RECORDS SUPPLIED

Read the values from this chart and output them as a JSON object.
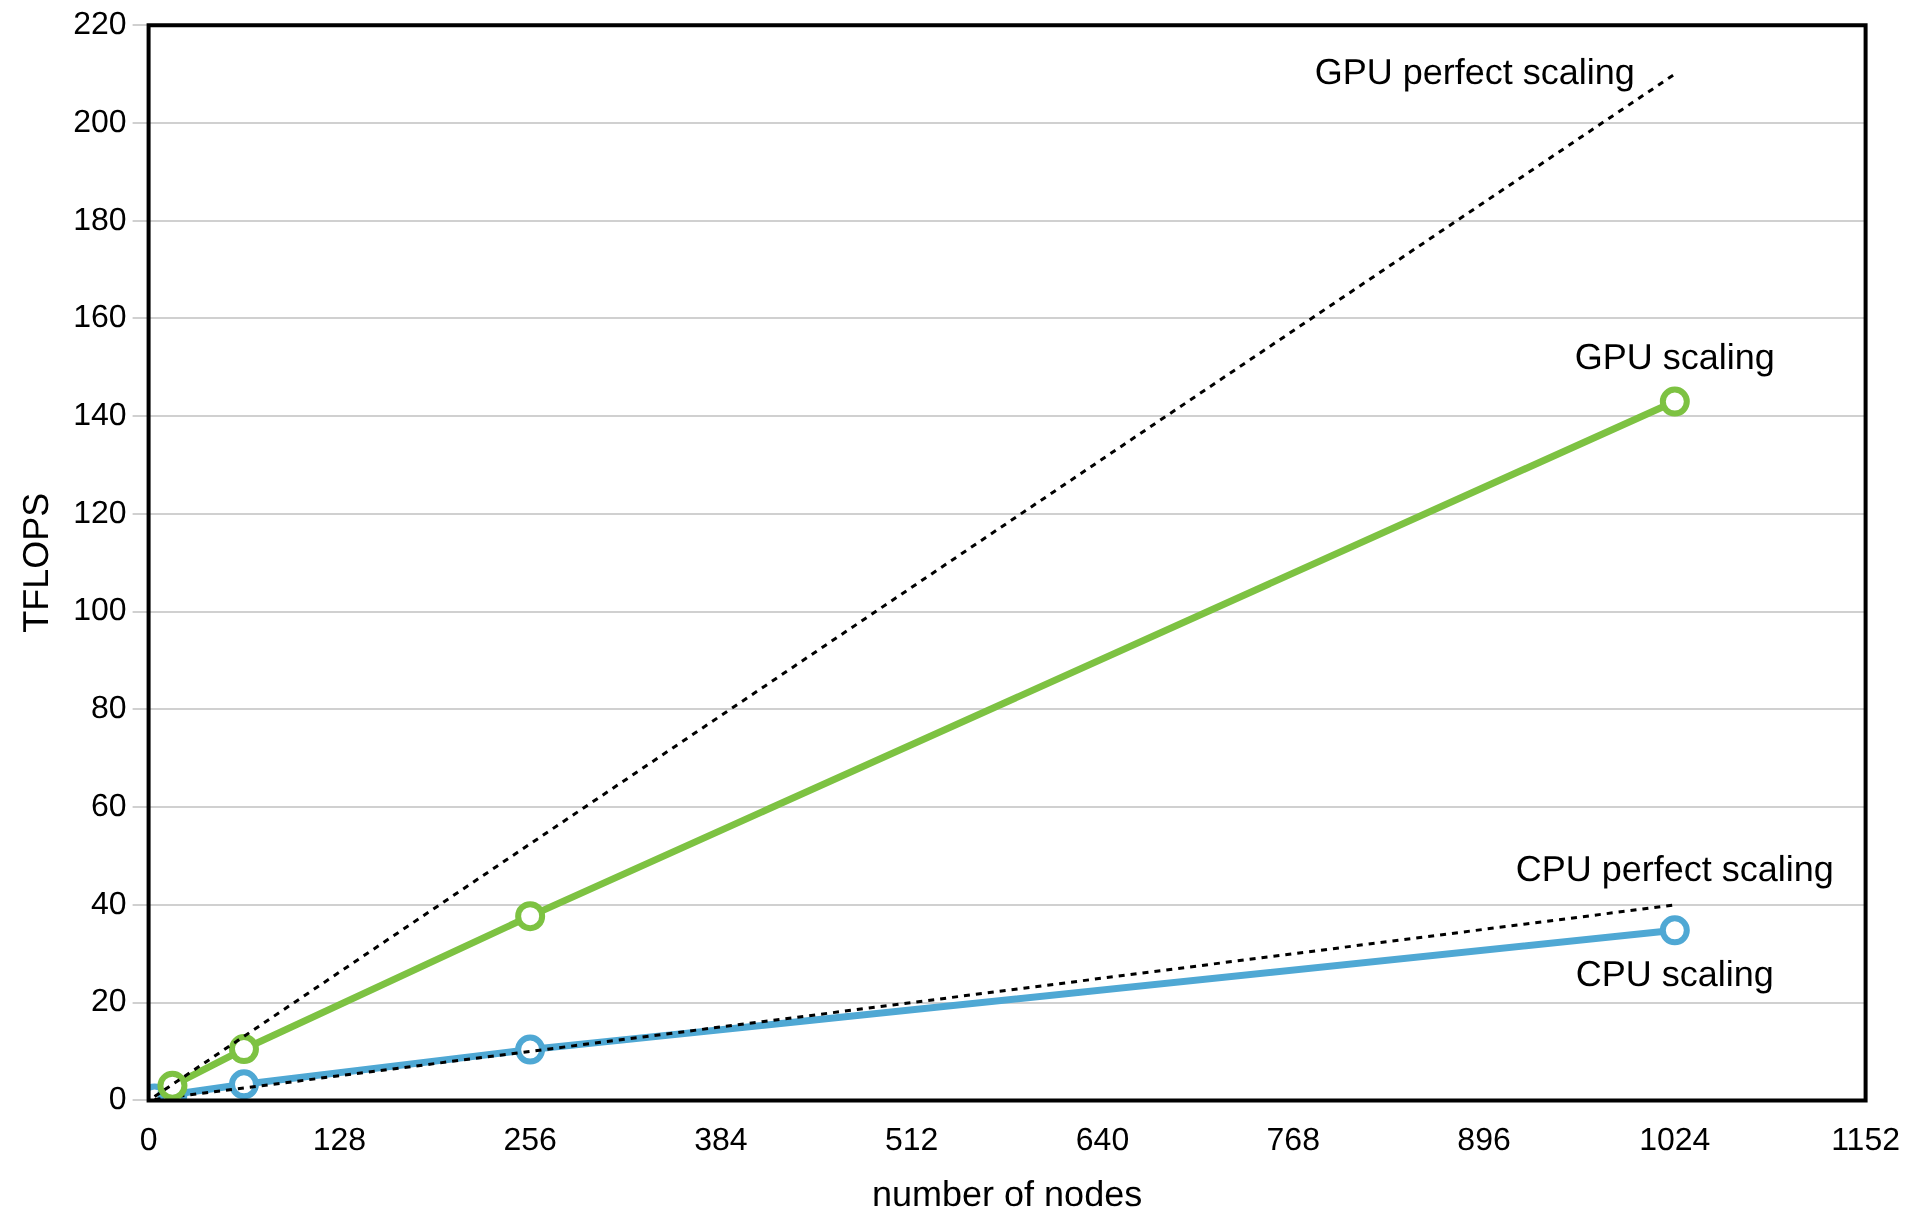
{
  "chart_data": {
    "type": "line",
    "xlabel": "number of nodes",
    "ylabel": "TFLOPS",
    "xlim": [
      0,
      1152
    ],
    "xticks": [
      0,
      128,
      256,
      384,
      512,
      640,
      768,
      896,
      1024,
      1152
    ],
    "ylim": [
      0,
      220
    ],
    "yticks": [
      0,
      20,
      40,
      60,
      80,
      100,
      120,
      140,
      160,
      180,
      200,
      220
    ],
    "grid": "y",
    "legend": false,
    "series": [
      {
        "name": "GPU perfect scaling",
        "color": "#000000",
        "x": [
          4,
          1024
        ],
        "values": [
          0.8,
          210
        ],
        "marker": "none",
        "line_style": "dotted"
      },
      {
        "name": "GPU scaling",
        "color": "#7dc242",
        "x": [
          16,
          64,
          256,
          1024
        ],
        "values": [
          3,
          10.5,
          37.7,
          143
        ],
        "marker": "circle",
        "line_style": "solid"
      },
      {
        "name": "CPU perfect scaling",
        "color": "#000000",
        "x": [
          4,
          1024
        ],
        "values": [
          0.2,
          40
        ],
        "marker": "none",
        "line_style": "dotted"
      },
      {
        "name": "CPU scaling",
        "color": "#4fa8d4",
        "x": [
          4,
          16,
          64,
          256,
          1024
        ],
        "values": [
          0.4,
          1.2,
          3.3,
          10.4,
          34.8
        ],
        "marker": "circle",
        "line_style": "solid"
      }
    ]
  }
}
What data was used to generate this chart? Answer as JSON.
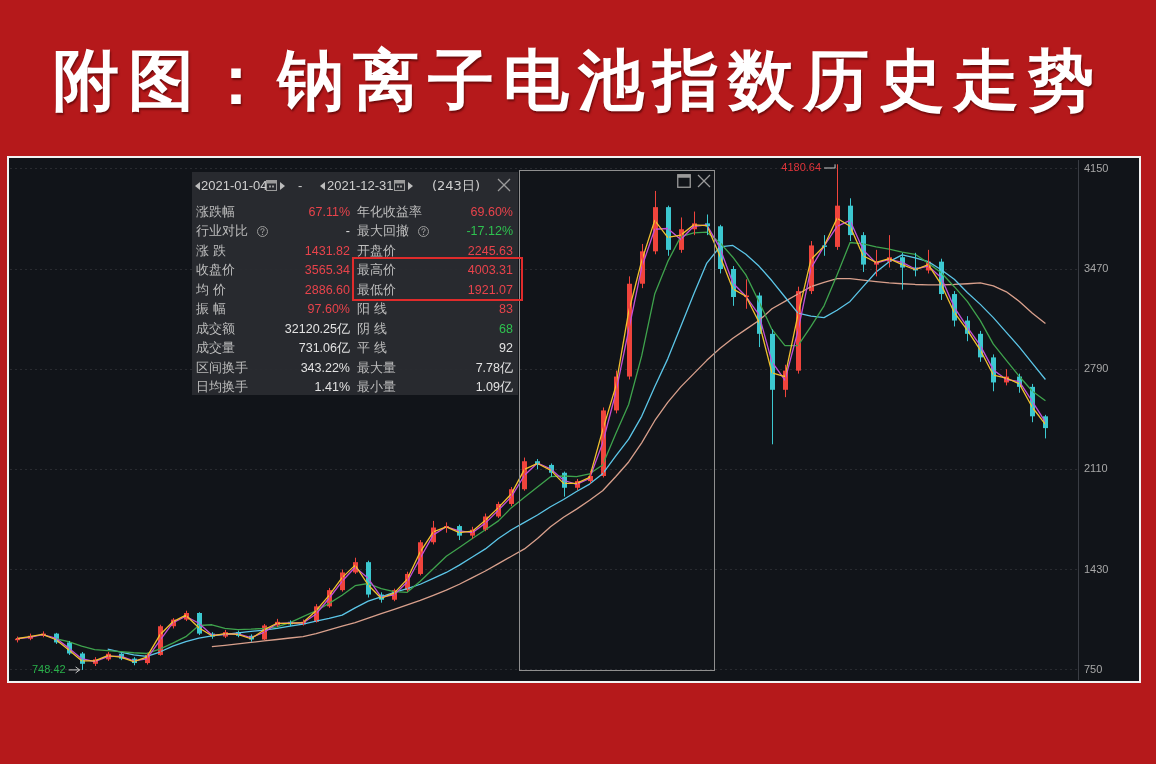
{
  "chart_data": {
    "type": "candlestick",
    "title": "附图：钠离子电池指数历史走势",
    "categories": [
      null,
      null,
      null,
      null,
      null,
      null,
      null,
      null,
      null,
      null,
      null,
      null,
      null,
      null,
      null,
      null,
      null,
      null,
      null,
      null,
      null,
      null,
      null,
      null,
      null,
      null,
      null,
      null,
      null,
      null,
      null,
      null,
      null,
      null,
      null,
      null,
      null,
      null,
      null,
      null,
      null,
      null,
      null,
      null,
      null,
      null,
      null,
      null,
      null,
      null,
      null,
      null,
      null,
      null,
      null,
      null,
      null,
      null,
      null,
      null,
      null,
      null,
      null,
      null,
      null,
      null,
      null,
      null,
      null,
      null,
      null,
      null,
      null,
      null,
      null,
      null,
      null,
      null,
      null,
      null,
      null,
      null
    ],
    "ohlc": [
      [
        950,
        975,
        935,
        960
      ],
      [
        960,
        995,
        950,
        980
      ],
      [
        980,
        1010,
        970,
        995
      ],
      [
        995,
        1000,
        925,
        935
      ],
      [
        935,
        945,
        850,
        860
      ],
      [
        860,
        870,
        748.42,
        790
      ],
      [
        790,
        835,
        775,
        820
      ],
      [
        820,
        870,
        810,
        858
      ],
      [
        858,
        865,
        815,
        825
      ],
      [
        825,
        835,
        780,
        795
      ],
      [
        795,
        860,
        785,
        850
      ],
      [
        850,
        1055,
        845,
        1045
      ],
      [
        1045,
        1100,
        1030,
        1090
      ],
      [
        1090,
        1150,
        1080,
        1135
      ],
      [
        1135,
        1140,
        985,
        995
      ],
      [
        995,
        1005,
        960,
        975
      ],
      [
        975,
        1020,
        965,
        1005
      ],
      [
        1005,
        1015,
        970,
        980
      ],
      [
        980,
        990,
        940,
        955
      ],
      [
        955,
        1060,
        950,
        1050
      ],
      [
        1050,
        1095,
        1040,
        1075
      ],
      [
        1075,
        1085,
        1045,
        1058
      ],
      [
        1058,
        1090,
        1050,
        1075
      ],
      [
        1075,
        1195,
        1070,
        1180
      ],
      [
        1180,
        1305,
        1170,
        1290
      ],
      [
        1290,
        1430,
        1280,
        1410
      ],
      [
        1410,
        1510,
        1400,
        1480
      ],
      [
        1480,
        1490,
        1240,
        1260
      ],
      [
        1260,
        1275,
        1205,
        1225
      ],
      [
        1225,
        1300,
        1215,
        1290
      ],
      [
        1290,
        1415,
        1280,
        1400
      ],
      [
        1400,
        1630,
        1390,
        1615
      ],
      [
        1615,
        1760,
        1600,
        1715
      ],
      [
        1715,
        1750,
        1680,
        1725
      ],
      [
        1725,
        1735,
        1630,
        1660
      ],
      [
        1660,
        1720,
        1640,
        1700
      ],
      [
        1700,
        1810,
        1690,
        1790
      ],
      [
        1790,
        1890,
        1780,
        1875
      ],
      [
        1875,
        1990,
        1860,
        1975
      ],
      [
        1975,
        2190,
        1965,
        2165
      ],
      [
        2165,
        2180,
        2110,
        2140
      ],
      [
        2140,
        2150,
        2060,
        2087
      ],
      [
        2087,
        2095,
        1925,
        1985
      ],
      [
        1985,
        2045,
        1970,
        2030
      ],
      [
        2030,
        2100,
        2015,
        2065
      ],
      [
        2065,
        2530,
        2055,
        2510
      ],
      [
        2510,
        2780,
        2490,
        2740
      ],
      [
        2740,
        3420,
        2720,
        3370
      ],
      [
        3370,
        3640,
        3340,
        3590
      ],
      [
        3590,
        4000,
        3570,
        3890
      ],
      [
        3890,
        3900,
        3560,
        3600
      ],
      [
        3600,
        3820,
        3580,
        3740
      ],
      [
        3740,
        3860,
        3700,
        3780
      ],
      [
        3780,
        3840,
        3700,
        3760
      ],
      [
        3760,
        3770,
        3440,
        3470
      ],
      [
        3470,
        3490,
        3220,
        3280
      ],
      [
        3280,
        3400,
        3200,
        3290
      ],
      [
        3290,
        3310,
        2940,
        3030
      ],
      [
        3030,
        3060,
        2280,
        2650
      ],
      [
        2650,
        2820,
        2600,
        2780
      ],
      [
        2780,
        3350,
        2760,
        3320
      ],
      [
        3320,
        3660,
        3300,
        3630
      ],
      [
        3630,
        3700,
        3560,
        3620
      ],
      [
        3620,
        4180.64,
        3600,
        3900
      ],
      [
        3900,
        3950,
        3660,
        3700
      ],
      [
        3700,
        3720,
        3450,
        3500
      ],
      [
        3500,
        3600,
        3420,
        3520
      ],
      [
        3520,
        3700,
        3480,
        3550
      ],
      [
        3550,
        3580,
        3330,
        3480
      ],
      [
        3480,
        3580,
        3420,
        3460
      ],
      [
        3460,
        3600,
        3440,
        3520
      ],
      [
        3520,
        3540,
        3260,
        3300
      ],
      [
        3300,
        3320,
        3080,
        3120
      ],
      [
        3120,
        3150,
        2980,
        3030
      ],
      [
        3030,
        3050,
        2840,
        2870
      ],
      [
        2870,
        2890,
        2640,
        2700
      ],
      [
        2700,
        2790,
        2680,
        2740
      ],
      [
        2740,
        2760,
        2630,
        2670
      ],
      [
        2670,
        2690,
        2430,
        2470
      ],
      [
        2470,
        2480,
        2320,
        2390
      ],
      null,
      null
    ],
    "series": [
      {
        "type": "line",
        "color": "#f2c12e",
        "values": [
          960,
          975,
          990,
          955,
          885,
          810,
          810,
          845,
          835,
          805,
          835,
          985,
          1075,
          1120,
          1035,
          980,
          995,
          990,
          960,
          1020,
          1065,
          1065,
          1070,
          1150,
          1255,
          1375,
          1460,
          1325,
          1235,
          1270,
          1365,
          1550,
          1685,
          1720,
          1680,
          1690,
          1765,
          1850,
          1945,
          2110,
          2150,
          2105,
          2015,
          2015,
          2055,
          2375,
          2670,
          3180,
          3525,
          3800,
          3685,
          3700,
          3770,
          3765,
          3560,
          3335,
          3285,
          3110,
          2765,
          2740,
          3160,
          3535,
          3625,
          3815,
          3760,
          3560,
          3515,
          3540,
          3500,
          3465,
          3500,
          3365,
          3175,
          3055,
          2920,
          2750,
          2730,
          2690,
          2530,
          2415,
          null,
          null
        ]
      },
      {
        "type": "line",
        "color": "#c450d8",
        "values": [
          960,
          970,
          988,
          965,
          898,
          825,
          805,
          839,
          842,
          810,
          823,
          948,
          1068,
          1113,
          1065,
          985,
          990,
          993,
          968,
          1003,
          1063,
          1067,
          1067,
          1128,
          1235,
          1350,
          1445,
          1370,
          1243,
          1258,
          1345,
          1508,
          1665,
          1720,
          1693,
          1680,
          1745,
          1833,
          1925,
          2070,
          2153,
          2114,
          2036,
          2008,
          2048,
          2288,
          2625,
          3055,
          3480,
          3740,
          3745,
          3670,
          3760,
          3770,
          3615,
          3375,
          3285,
          3160,
          2840,
          2715,
          3050,
          3475,
          3625,
          3760,
          3800,
          3600,
          3510,
          3535,
          3515,
          3470,
          3490,
          3410,
          3210,
          3075,
          2950,
          2785,
          2720,
          2705,
          2570,
          2430,
          null,
          null
        ]
      },
      {
        "type": "line",
        "color": "#3fa34d",
        "values": [
          null,
          null,
          null,
          960,
          940,
          910,
          886,
          880,
          872,
          865,
          860,
          890,
          930,
          974,
          1050,
          1055,
          1030,
          1022,
          1025,
          1030,
          1040,
          1070,
          1110,
          1150,
          1200,
          1255,
          1320,
          1335,
          1300,
          1280,
          1275,
          1350,
          1435,
          1520,
          1580,
          1640,
          1700,
          1760,
          1850,
          1920,
          1990,
          2060,
          2065,
          2060,
          2080,
          2140,
          2350,
          2550,
          2880,
          3300,
          3520,
          3690,
          3715,
          3720,
          3650,
          3550,
          3430,
          3250,
          3060,
          2950,
          2950,
          3080,
          3220,
          3430,
          3650,
          3640,
          3620,
          3605,
          3585,
          3570,
          3510,
          3445,
          3350,
          3250,
          3120,
          2960,
          2850,
          2740,
          2640,
          2575,
          null,
          null
        ]
      },
      {
        "type": "line",
        "color": "#5cc6e8",
        "values": [
          null,
          null,
          null,
          null,
          null,
          null,
          null,
          890,
          870,
          850,
          840,
          870,
          910,
          940,
          965,
          980,
          990,
          1000,
          1010,
          1018,
          1030,
          1045,
          1060,
          1080,
          1098,
          1120,
          1170,
          1215,
          1245,
          1275,
          1300,
          1330,
          1370,
          1410,
          1460,
          1515,
          1570,
          1640,
          1700,
          1750,
          1800,
          1856,
          1905,
          1960,
          2010,
          2080,
          2200,
          2315,
          2470,
          2670,
          2860,
          3080,
          3300,
          3510,
          3620,
          3630,
          3570,
          3490,
          3390,
          3280,
          3170,
          3150,
          3140,
          3190,
          3250,
          3350,
          3450,
          3520,
          3566,
          3545,
          3520,
          3465,
          3400,
          3310,
          3230,
          3140,
          3040,
          2940,
          2830,
          2720,
          null,
          null
        ]
      },
      {
        "type": "line",
        "color": "#d9a08c",
        "values": [
          null,
          null,
          null,
          null,
          null,
          null,
          null,
          null,
          null,
          null,
          null,
          null,
          null,
          null,
          null,
          906,
          915,
          925,
          935,
          945,
          955,
          965,
          974,
          995,
          1020,
          1045,
          1070,
          1100,
          1130,
          1160,
          1190,
          1220,
          1255,
          1290,
          1330,
          1375,
          1420,
          1470,
          1520,
          1570,
          1640,
          1720,
          1785,
          1840,
          1900,
          1965,
          2060,
          2160,
          2290,
          2440,
          2565,
          2670,
          2760,
          2850,
          2930,
          3000,
          3060,
          3120,
          3200,
          3250,
          3300,
          3350,
          3380,
          3405,
          3405,
          3395,
          3385,
          3376,
          3370,
          3365,
          3362,
          3362,
          3365,
          3370,
          3376,
          3355,
          3315,
          3250,
          3170,
          3100,
          null,
          null
        ]
      }
    ],
    "ylim": [
      680,
      4210
    ],
    "yticks": [
      750,
      1430,
      2110,
      2790,
      3470,
      4150
    ],
    "grid": "y",
    "tick_labels": "y",
    "annotations": [
      "4180.64",
      "748.42",
      "2021-01-04",
      "-",
      "2021-12-31",
      "(243日)",
      "涨跌幅",
      "67.11%",
      "年化收益率",
      "69.60%",
      "行业对比",
      "-",
      "最大回撤",
      "-17.12%",
      "涨 跌",
      "1431.82",
      "开盘价",
      "2245.63",
      "收盘价",
      "3565.34",
      "最高价",
      "4003.31",
      "均 价",
      "2886.60",
      "最低价",
      "1921.07",
      "振 幅",
      "97.60%",
      "阳 线",
      "83",
      "成交额",
      "32120.25亿",
      "阴 线",
      "68",
      "成交量",
      "731.06亿",
      "平 线",
      "92",
      "区间换手",
      "343.22%",
      "最大量",
      "7.78亿",
      "日均换手",
      "1.41%",
      "最小量",
      "1.09亿"
    ]
  }
}
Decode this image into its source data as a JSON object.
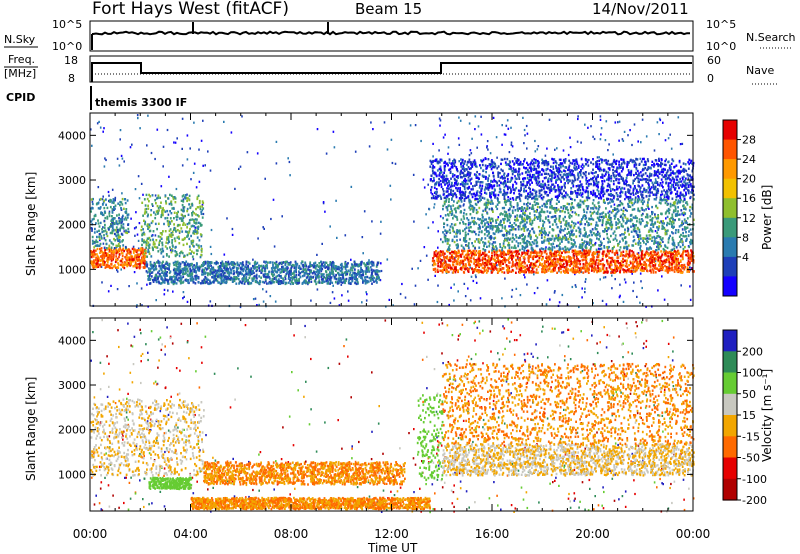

EXERCISE DIRECTIONS
From the listing above, collect every line that mentions the word "color".

RESULT
        "color": "#000000",
        "color": "#7dc242",
        "color": "#000000",
        "color": "#4fa8d4",
        "color": "#f2c12e",
        "color": "#c450d8",
        "color": "#3fa34d",
        "color": "#5cc6e8",
        "color": "#d9a08c",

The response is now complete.